BEGIN

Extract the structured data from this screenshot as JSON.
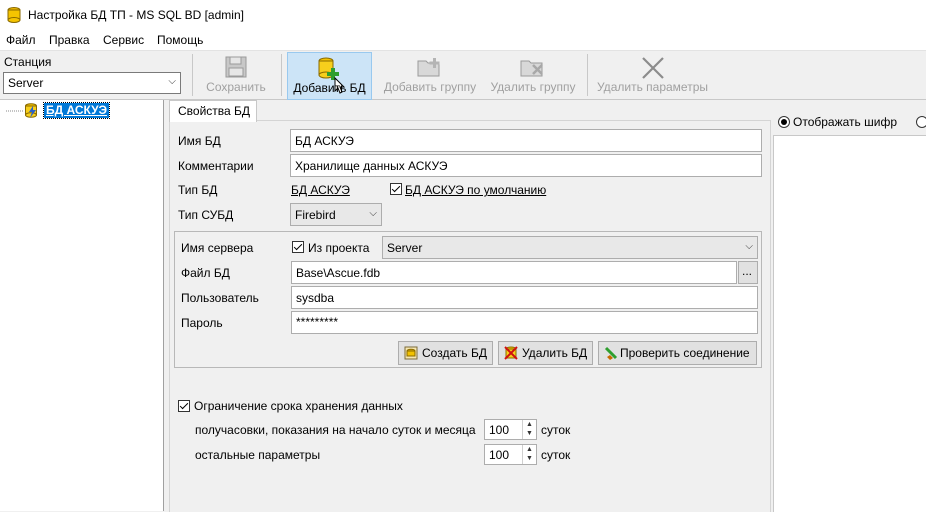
{
  "window": {
    "title": "Настройка БД ТП - MS SQL BD [admin]"
  },
  "menu": [
    "Файл",
    "Правка",
    "Сервис",
    "Помощь"
  ],
  "station": {
    "label": "Станция",
    "value": "Server"
  },
  "toolbar": {
    "save": "Сохранить",
    "add_db": "Добавить БД",
    "add_group": "Добавить группу",
    "delete_group": "Удалить группу",
    "delete_params": "Удалить параметры"
  },
  "tree": {
    "node": "БД АСКУЭ"
  },
  "tab": {
    "label": "Свойства БД"
  },
  "form": {
    "db_name_label": "Имя БД",
    "db_name": "БД АСКУЭ",
    "comment_label": "Комментарии",
    "comment": "Хранилище данных АСКУЭ",
    "db_type_label": "Тип БД",
    "db_type": "БД АСКУЭ",
    "default_label": "БД АСКУЭ по умолчанию",
    "dbms_label": "Тип СУБД",
    "dbms": "Firebird"
  },
  "conn": {
    "server_label": "Имя сервера",
    "from_project_label": "Из проекта",
    "server": "Server",
    "file_label": "Файл БД",
    "file": "Base\\Ascue.fdb",
    "browse": "...",
    "user_label": "Пользователь",
    "user": "sysdba",
    "password_label": "Пароль",
    "password": "*********",
    "create_btn": "Создать БД",
    "delete_btn": "Удалить БД",
    "check_btn": "Проверить соединение"
  },
  "retention": {
    "label": "Ограничение срока хранения данных",
    "row1_label": "получасовки, показания на начало суток и месяца",
    "row1_value": "100",
    "row2_label": "остальные параметры",
    "row2_value": "100",
    "unit": "суток"
  },
  "right": {
    "show_cipher": "Отображать шифр"
  }
}
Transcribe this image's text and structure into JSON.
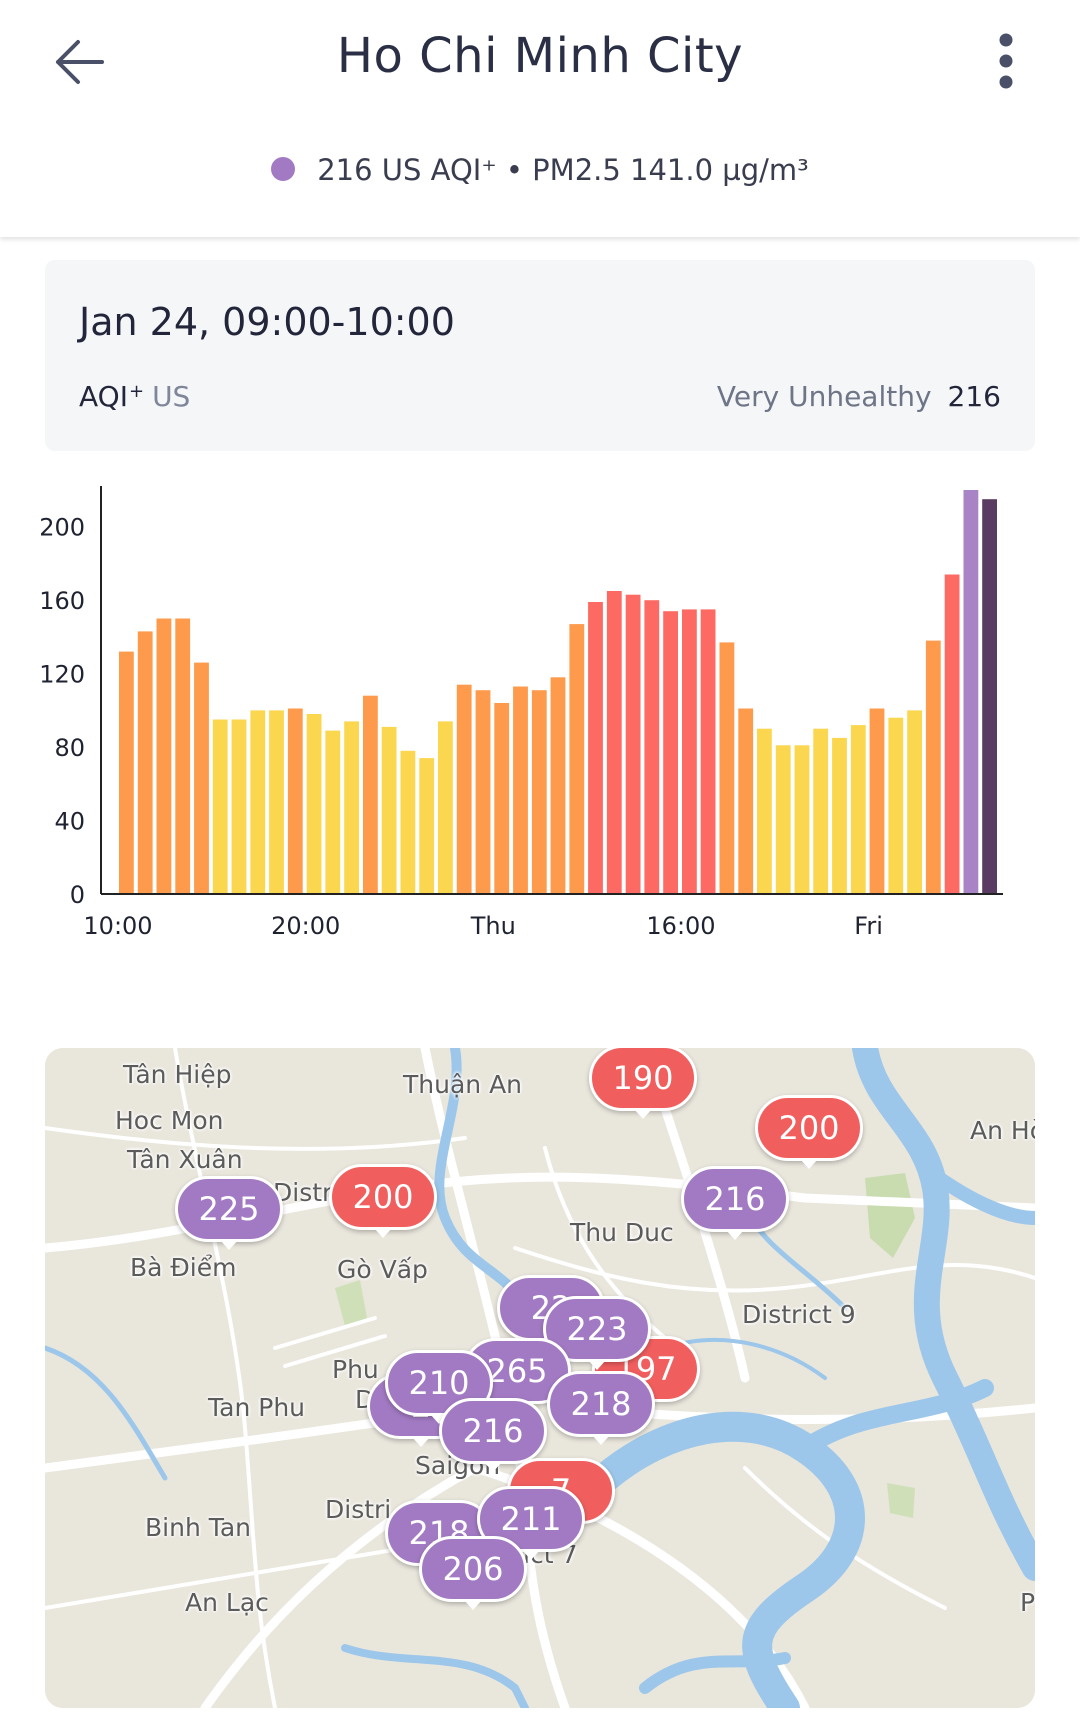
{
  "header": {
    "title": "Ho Chi Minh City",
    "back_icon": "arrow-left-icon",
    "menu_icon": "more-vertical-icon",
    "summary": "216 US AQI⁺ • PM2.5 141.0 µg/m³",
    "summary_dot_color": "#a27ac3"
  },
  "info": {
    "date_range": "Jan 24, 09:00-10:00",
    "label": "AQI",
    "label_sup": "+",
    "unit": "US",
    "status": "Very Unhealthy",
    "value": "216"
  },
  "chart_data": {
    "type": "bar",
    "y_ticks": [
      "0",
      "40",
      "80",
      "120",
      "160",
      "200"
    ],
    "ylim": [
      0,
      220
    ],
    "x_tick_labels": [
      {
        "label": "10:00",
        "index": 0
      },
      {
        "label": "20:00",
        "index": 10
      },
      {
        "label": "Thu",
        "index": 20
      },
      {
        "label": "16:00",
        "index": 30
      },
      {
        "label": "Fri",
        "index": 40
      }
    ],
    "values": [
      132,
      143,
      150,
      150,
      126,
      95,
      95,
      100,
      100,
      101,
      98,
      89,
      94,
      108,
      91,
      78,
      74,
      94,
      114,
      111,
      104,
      113,
      111,
      118,
      147,
      159,
      165,
      163,
      160,
      154,
      155,
      155,
      137,
      101,
      90,
      81,
      81,
      90,
      85,
      92,
      101,
      96,
      100,
      138,
      174,
      220,
      215
    ],
    "colors": {
      "moderate": "#fbd64f",
      "unhealthy_sensitive": "#fd9a4b",
      "unhealthy": "#fd6a63",
      "very_unhealthy": "#a884c7",
      "current": "#5a3c63"
    }
  },
  "map": {
    "places": [
      "Tân Hiệp",
      "Thuận An",
      "Hoc Mon",
      "Tân Xuân",
      "An Hò",
      "Thu Duc",
      "Bà Điểm",
      "Gò Vấp",
      "District 9",
      "Distr",
      "Phu",
      "D",
      "Tan Phu",
      "Saigon",
      "Binh Tan",
      "Distri",
      "ict 7",
      "An Lạc",
      "P"
    ],
    "markers": [
      {
        "value": "190",
        "color": "red"
      },
      {
        "value": "200",
        "color": "red"
      },
      {
        "value": "216",
        "color": "purple"
      },
      {
        "value": "225",
        "color": "purple"
      },
      {
        "value": "200",
        "color": "red"
      },
      {
        "value": "197",
        "color": "red"
      },
      {
        "value": "22",
        "color": "purple"
      },
      {
        "value": "223",
        "color": "purple"
      },
      {
        "value": "265",
        "color": "purple"
      },
      {
        "value": "2",
        "color": "purple"
      },
      {
        "value": "210",
        "color": "purple"
      },
      {
        "value": "218",
        "color": "purple"
      },
      {
        "value": "216",
        "color": "purple"
      },
      {
        "value": "7",
        "color": "red"
      },
      {
        "value": "218",
        "color": "purple"
      },
      {
        "value": "211",
        "color": "purple"
      },
      {
        "value": "206",
        "color": "purple"
      }
    ]
  }
}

END

### Stated goal
Copy every line from the records above that contains the word "Добавить".

### Response to this task
    "add_db": "Добавить БД",
    "add_group": "Добавить группу",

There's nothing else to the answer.